What you will do — Below is a set of records. Repeat all of them exactly.

Records from a data source:

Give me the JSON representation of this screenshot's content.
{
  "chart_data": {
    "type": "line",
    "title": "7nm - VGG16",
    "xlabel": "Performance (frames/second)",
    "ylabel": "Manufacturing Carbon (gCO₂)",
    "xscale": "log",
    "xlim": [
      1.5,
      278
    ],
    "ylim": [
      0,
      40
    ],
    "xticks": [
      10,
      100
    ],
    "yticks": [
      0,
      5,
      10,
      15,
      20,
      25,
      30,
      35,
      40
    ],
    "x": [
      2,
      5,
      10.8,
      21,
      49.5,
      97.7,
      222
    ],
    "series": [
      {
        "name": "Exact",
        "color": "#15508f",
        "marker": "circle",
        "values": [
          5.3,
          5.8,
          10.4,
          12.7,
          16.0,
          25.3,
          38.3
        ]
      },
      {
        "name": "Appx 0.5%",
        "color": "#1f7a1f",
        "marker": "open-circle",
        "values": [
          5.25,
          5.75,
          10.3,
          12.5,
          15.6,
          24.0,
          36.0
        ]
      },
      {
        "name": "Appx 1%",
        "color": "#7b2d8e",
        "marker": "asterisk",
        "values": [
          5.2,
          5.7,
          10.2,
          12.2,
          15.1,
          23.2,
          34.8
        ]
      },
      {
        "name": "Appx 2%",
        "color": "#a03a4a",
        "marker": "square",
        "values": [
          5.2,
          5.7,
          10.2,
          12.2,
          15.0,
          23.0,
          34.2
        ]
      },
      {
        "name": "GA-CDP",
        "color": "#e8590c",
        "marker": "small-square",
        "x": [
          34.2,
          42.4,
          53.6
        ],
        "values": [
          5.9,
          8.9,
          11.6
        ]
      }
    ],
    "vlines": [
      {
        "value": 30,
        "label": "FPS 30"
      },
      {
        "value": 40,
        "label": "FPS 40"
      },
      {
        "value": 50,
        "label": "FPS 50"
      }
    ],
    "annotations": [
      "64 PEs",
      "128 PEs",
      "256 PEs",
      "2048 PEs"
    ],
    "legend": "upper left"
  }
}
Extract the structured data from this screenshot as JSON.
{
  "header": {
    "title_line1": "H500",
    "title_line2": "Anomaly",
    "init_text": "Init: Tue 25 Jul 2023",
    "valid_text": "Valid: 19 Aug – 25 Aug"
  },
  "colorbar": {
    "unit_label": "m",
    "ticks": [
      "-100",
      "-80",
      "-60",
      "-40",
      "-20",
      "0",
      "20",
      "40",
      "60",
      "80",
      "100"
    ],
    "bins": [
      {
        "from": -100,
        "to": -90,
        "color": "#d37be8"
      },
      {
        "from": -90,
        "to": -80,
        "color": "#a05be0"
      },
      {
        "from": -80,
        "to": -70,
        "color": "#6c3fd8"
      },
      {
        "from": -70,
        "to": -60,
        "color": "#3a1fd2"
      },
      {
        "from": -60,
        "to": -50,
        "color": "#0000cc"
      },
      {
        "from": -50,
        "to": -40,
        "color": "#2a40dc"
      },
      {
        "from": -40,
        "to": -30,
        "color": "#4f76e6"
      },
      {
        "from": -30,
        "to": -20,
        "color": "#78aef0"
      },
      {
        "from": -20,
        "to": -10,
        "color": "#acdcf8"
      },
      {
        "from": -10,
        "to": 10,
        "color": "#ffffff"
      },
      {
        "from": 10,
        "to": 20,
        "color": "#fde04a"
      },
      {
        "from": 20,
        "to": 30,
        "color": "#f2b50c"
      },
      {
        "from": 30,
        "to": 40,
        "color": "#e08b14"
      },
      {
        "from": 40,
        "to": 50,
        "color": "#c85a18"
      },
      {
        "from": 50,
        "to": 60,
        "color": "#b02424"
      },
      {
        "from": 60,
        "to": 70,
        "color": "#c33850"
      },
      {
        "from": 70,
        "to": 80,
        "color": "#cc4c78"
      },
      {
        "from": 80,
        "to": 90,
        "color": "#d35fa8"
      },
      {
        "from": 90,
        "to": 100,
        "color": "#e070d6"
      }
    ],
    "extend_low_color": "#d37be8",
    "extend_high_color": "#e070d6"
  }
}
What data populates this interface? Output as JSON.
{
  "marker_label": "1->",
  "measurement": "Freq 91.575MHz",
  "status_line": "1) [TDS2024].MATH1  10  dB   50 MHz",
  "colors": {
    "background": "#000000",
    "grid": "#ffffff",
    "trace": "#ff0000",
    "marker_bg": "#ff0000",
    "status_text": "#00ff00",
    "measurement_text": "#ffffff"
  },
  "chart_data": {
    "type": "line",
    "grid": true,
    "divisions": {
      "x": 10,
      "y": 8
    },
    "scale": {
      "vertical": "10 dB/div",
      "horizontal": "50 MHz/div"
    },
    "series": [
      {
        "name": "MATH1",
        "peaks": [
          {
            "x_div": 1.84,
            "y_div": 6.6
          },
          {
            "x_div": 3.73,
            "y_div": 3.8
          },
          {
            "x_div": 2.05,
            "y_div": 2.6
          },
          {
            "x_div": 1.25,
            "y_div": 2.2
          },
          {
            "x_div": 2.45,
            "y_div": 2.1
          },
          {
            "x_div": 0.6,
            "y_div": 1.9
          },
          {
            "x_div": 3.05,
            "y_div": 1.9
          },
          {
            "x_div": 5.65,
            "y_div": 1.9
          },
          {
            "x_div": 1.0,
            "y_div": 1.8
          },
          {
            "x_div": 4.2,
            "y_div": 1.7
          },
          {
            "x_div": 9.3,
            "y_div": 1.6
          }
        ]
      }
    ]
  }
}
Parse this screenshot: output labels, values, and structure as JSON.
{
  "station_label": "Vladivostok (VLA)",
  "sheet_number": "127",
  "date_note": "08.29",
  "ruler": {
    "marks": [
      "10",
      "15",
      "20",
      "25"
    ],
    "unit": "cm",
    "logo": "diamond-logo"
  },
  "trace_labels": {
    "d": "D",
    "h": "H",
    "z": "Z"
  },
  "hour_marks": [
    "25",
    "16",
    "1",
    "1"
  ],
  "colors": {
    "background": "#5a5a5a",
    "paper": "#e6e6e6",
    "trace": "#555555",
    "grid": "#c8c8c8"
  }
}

Solution for this problem —
Give me the JSON representation of this screenshot's content.
{
  "chart_data": {
    "type": "line",
    "title": "7nm - VGG16",
    "xlabel": "Performance (frames/second)",
    "ylabel": "Manufacturing Carbon (gCO₂)",
    "xscale": "log",
    "xlim": [
      1.5,
      278
    ],
    "ylim": [
      0,
      40
    ],
    "xticks": [
      10,
      100
    ],
    "yticks": [
      0,
      5,
      10,
      15,
      20,
      25,
      30,
      35,
      40
    ],
    "x": [
      2,
      5,
      10.8,
      21,
      49.5,
      97.7,
      222
    ],
    "series": [
      {
        "name": "Exact",
        "color": "#15508f",
        "marker": "circle",
        "values": [
          5.3,
          5.8,
          10.4,
          12.7,
          16.0,
          25.3,
          38.3
        ]
      },
      {
        "name": "Appx 0.5%",
        "color": "#1f7a1f",
        "marker": "open-circle",
        "values": [
          5.25,
          5.75,
          10.3,
          12.5,
          15.6,
          24.0,
          36.0
        ]
      },
      {
        "name": "Appx 1%",
        "color": "#7b2d8e",
        "marker": "asterisk",
        "values": [
          5.2,
          5.7,
          10.2,
          12.2,
          15.1,
          23.2,
          34.8
        ]
      },
      {
        "name": "Appx 2%",
        "color": "#a03a4a",
        "marker": "square",
        "values": [
          5.2,
          5.7,
          10.2,
          12.2,
          15.0,
          23.0,
          34.2
        ]
      },
      {
        "name": "GA-CDP",
        "color": "#e8590c",
        "marker": "small-square",
        "x": [
          34.2,
          42.4,
          53.6
        ],
        "values": [
          5.9,
          8.9,
          11.6
        ]
      }
    ],
    "vlines": [
      {
        "value": 30,
        "label": "FPS 30"
      },
      {
        "value": 40,
        "label": "FPS 40"
      },
      {
        "value": 50,
        "label": "FPS 50"
      }
    ],
    "annotations": [
      "64 PEs",
      "128 PEs",
      "256 PEs",
      "2048 PEs"
    ],
    "legend": "upper left"
  }
}
Extract the structured data from this screenshot as JSON.
{
  "header": {
    "title_line1": "H500",
    "title_line2": "Anomaly",
    "init_text": "Init: Tue 25 Jul 2023",
    "valid_text": "Valid: 19 Aug – 25 Aug"
  },
  "colorbar": {
    "unit_label": "m",
    "ticks": [
      "-100",
      "-80",
      "-60",
      "-40",
      "-20",
      "0",
      "20",
      "40",
      "60",
      "80",
      "100"
    ],
    "bins": [
      {
        "from": -100,
        "to": -90,
        "color": "#d37be8"
      },
      {
        "from": -90,
        "to": -80,
        "color": "#a05be0"
      },
      {
        "from": -80,
        "to": -70,
        "color": "#6c3fd8"
      },
      {
        "from": -70,
        "to": -60,
        "color": "#3a1fd2"
      },
      {
        "from": -60,
        "to": -50,
        "color": "#0000cc"
      },
      {
        "from": -50,
        "to": -40,
        "color": "#2a40dc"
      },
      {
        "from": -40,
        "to": -30,
        "color": "#4f76e6"
      },
      {
        "from": -30,
        "to": -20,
        "color": "#78aef0"
      },
      {
        "from": -20,
        "to": -10,
        "color": "#acdcf8"
      },
      {
        "from": -10,
        "to": 10,
        "color": "#ffffff"
      },
      {
        "from": 10,
        "to": 20,
        "color": "#fde04a"
      },
      {
        "from": 20,
        "to": 30,
        "color": "#f2b50c"
      },
      {
        "from": 30,
        "to": 40,
        "color": "#e08b14"
      },
      {
        "from": 40,
        "to": 50,
        "color": "#c85a18"
      },
      {
        "from": 50,
        "to": 60,
        "color": "#b02424"
      },
      {
        "from": 60,
        "to": 70,
        "color": "#c33850"
      },
      {
        "from": 70,
        "to": 80,
        "color": "#cc4c78"
      },
      {
        "from": 80,
        "to": 90,
        "color": "#d35fa8"
      },
      {
        "from": 90,
        "to": 100,
        "color": "#e070d6"
      }
    ],
    "extend_low_color": "#d37be8",
    "extend_high_color": "#e070d6"
  }
}
What data populates this interface? Output as JSON.
{
  "marker_label": "1->",
  "measurement": "Freq 91.575MHz",
  "status_line": "1) [TDS2024].MATH1  10  dB   50 MHz",
  "colors": {
    "background": "#000000",
    "grid": "#ffffff",
    "trace": "#ff0000",
    "marker_bg": "#ff0000",
    "status_text": "#00ff00",
    "measurement_text": "#ffffff"
  },
  "chart_data": {
    "type": "line",
    "grid": true,
    "divisions": {
      "x": 10,
      "y": 8
    },
    "scale": {
      "vertical": "10 dB/div",
      "horizontal": "50 MHz/div"
    },
    "series": [
      {
        "name": "MATH1",
        "peaks": [
          {
            "x_div": 1.84,
            "y_div": 6.6
          },
          {
            "x_div": 3.73,
            "y_div": 3.8
          },
          {
            "x_div": 2.05,
            "y_div": 2.6
          },
          {
            "x_div": 1.25,
            "y_div": 2.2
          },
          {
            "x_div": 2.45,
            "y_div": 2.1
          },
          {
            "x_div": 0.6,
            "y_div": 1.9
          },
          {
            "x_div": 3.05,
            "y_div": 1.9
          },
          {
            "x_div": 5.65,
            "y_div": 1.9
          },
          {
            "x_div": 1.0,
            "y_div": 1.8
          },
          {
            "x_div": 4.2,
            "y_div": 1.7
          },
          {
            "x_div": 9.3,
            "y_div": 1.6
          }
        ]
      }
    ]
  }
}
Parse this screenshot: output labels, values, and structure as JSON.
{
  "station_label": "Vladivostok (VLA)",
  "sheet_number": "127",
  "date_note": "08.29",
  "ruler": {
    "marks": [
      "10",
      "15",
      "20",
      "25"
    ],
    "unit": "cm",
    "logo": "diamond-logo"
  },
  "trace_labels": {
    "d": "D",
    "h": "H",
    "z": "Z"
  },
  "hour_marks": [
    "25",
    "16",
    "1",
    "1"
  ],
  "colors": {
    "background": "#5a5a5a",
    "paper": "#e6e6e6",
    "trace": "#555555",
    "grid": "#c8c8c8"
  }
}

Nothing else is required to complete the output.